[Collected data entries]
- - - -

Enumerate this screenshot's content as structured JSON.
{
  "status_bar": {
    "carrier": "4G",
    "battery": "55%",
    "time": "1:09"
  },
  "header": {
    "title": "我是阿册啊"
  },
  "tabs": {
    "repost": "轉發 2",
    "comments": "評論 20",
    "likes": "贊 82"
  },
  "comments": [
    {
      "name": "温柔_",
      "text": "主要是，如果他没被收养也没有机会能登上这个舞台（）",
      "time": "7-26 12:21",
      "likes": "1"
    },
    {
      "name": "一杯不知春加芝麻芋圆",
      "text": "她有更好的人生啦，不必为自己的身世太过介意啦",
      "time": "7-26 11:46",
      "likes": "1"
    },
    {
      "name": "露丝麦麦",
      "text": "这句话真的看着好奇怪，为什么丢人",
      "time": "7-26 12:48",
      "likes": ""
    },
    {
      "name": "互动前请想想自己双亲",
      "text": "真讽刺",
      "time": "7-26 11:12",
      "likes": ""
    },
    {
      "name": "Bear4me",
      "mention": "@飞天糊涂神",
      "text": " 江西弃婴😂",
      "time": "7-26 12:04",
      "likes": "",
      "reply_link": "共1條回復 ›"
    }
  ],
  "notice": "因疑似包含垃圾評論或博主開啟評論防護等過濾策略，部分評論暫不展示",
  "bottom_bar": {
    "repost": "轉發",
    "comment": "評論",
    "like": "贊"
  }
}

- - - -

#### Problem description:
Give an exact repetition of all the material.

#### Answer to this problem:
Enumerate this screenshot's content as structured JSON.
{
  "status_bar": {
    "carrier": "4G",
    "battery": "55%",
    "time": "1:09"
  },
  "header": {
    "title": "我是阿册啊"
  },
  "tabs": {
    "repost": "轉發 2",
    "comments": "評論 20",
    "likes": "贊 82"
  },
  "comments": [
    {
      "name": "温柔_",
      "text": "主要是，如果他没被收养也没有机会能登上这个舞台（）",
      "time": "7-26 12:21",
      "likes": "1"
    },
    {
      "name": "一杯不知春加芝麻芋圆",
      "text": "她有更好的人生啦，不必为自己的身世太过介意啦",
      "time": "7-26 11:46",
      "likes": "1"
    },
    {
      "name": "露丝麦麦",
      "text": "这句话真的看着好奇怪，为什么丢人",
      "time": "7-26 12:48",
      "likes": ""
    },
    {
      "name": "互动前请想想自己双亲",
      "text": "真讽刺",
      "time": "7-26 11:12",
      "likes": ""
    },
    {
      "name": "Bear4me",
      "mention": "@飞天糊涂神",
      "text": " 江西弃婴😂",
      "time": "7-26 12:04",
      "likes": "",
      "reply_link": "共1條回復 ›"
    }
  ],
  "notice": "因疑似包含垃圾評論或博主開啟評論防護等過濾策略，部分評論暫不展示",
  "bottom_bar": {
    "repost": "轉發",
    "comment": "評論",
    "like": "贊"
  }
}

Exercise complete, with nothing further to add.